>>

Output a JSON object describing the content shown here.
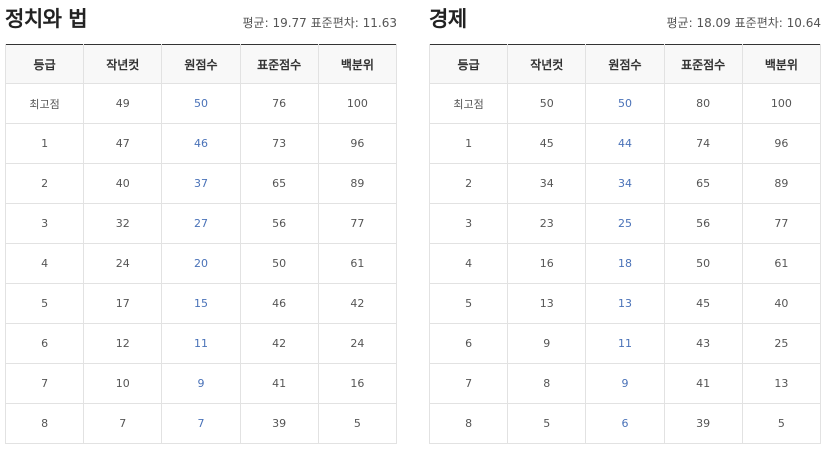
{
  "headers": [
    "등급",
    "작년컷",
    "원점수",
    "표준점수",
    "백분위"
  ],
  "left": {
    "title": "정치와 법",
    "stats": "평균: 19.77 표준편차: 11.63",
    "rows": [
      [
        "최고점",
        "49",
        "50",
        "76",
        "100"
      ],
      [
        "1",
        "47",
        "46",
        "73",
        "96"
      ],
      [
        "2",
        "40",
        "37",
        "65",
        "89"
      ],
      [
        "3",
        "32",
        "27",
        "56",
        "77"
      ],
      [
        "4",
        "24",
        "20",
        "50",
        "61"
      ],
      [
        "5",
        "17",
        "15",
        "46",
        "42"
      ],
      [
        "6",
        "12",
        "11",
        "42",
        "24"
      ],
      [
        "7",
        "10",
        "9",
        "41",
        "16"
      ],
      [
        "8",
        "7",
        "7",
        "39",
        "5"
      ]
    ]
  },
  "right": {
    "title": "경제",
    "stats": "평균: 18.09 표준편차: 10.64",
    "rows": [
      [
        "최고점",
        "50",
        "50",
        "80",
        "100"
      ],
      [
        "1",
        "45",
        "44",
        "74",
        "96"
      ],
      [
        "2",
        "34",
        "34",
        "65",
        "89"
      ],
      [
        "3",
        "23",
        "25",
        "56",
        "77"
      ],
      [
        "4",
        "16",
        "18",
        "50",
        "61"
      ],
      [
        "5",
        "13",
        "13",
        "45",
        "40"
      ],
      [
        "6",
        "9",
        "11",
        "43",
        "25"
      ],
      [
        "7",
        "8",
        "9",
        "41",
        "13"
      ],
      [
        "8",
        "5",
        "6",
        "39",
        "5"
      ]
    ]
  },
  "colors": {
    "raw_score": "#4a72b8",
    "header_bg": "#f8f8f8",
    "table_top_border": "#333333"
  }
}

<<

## Written task
Copy out all lines above that include the string "stats".

## Task solution
    "stats": "평균: 19.77 표준편차: 11.63",
    "stats": "평균: 18.09 표준편차: 10.64",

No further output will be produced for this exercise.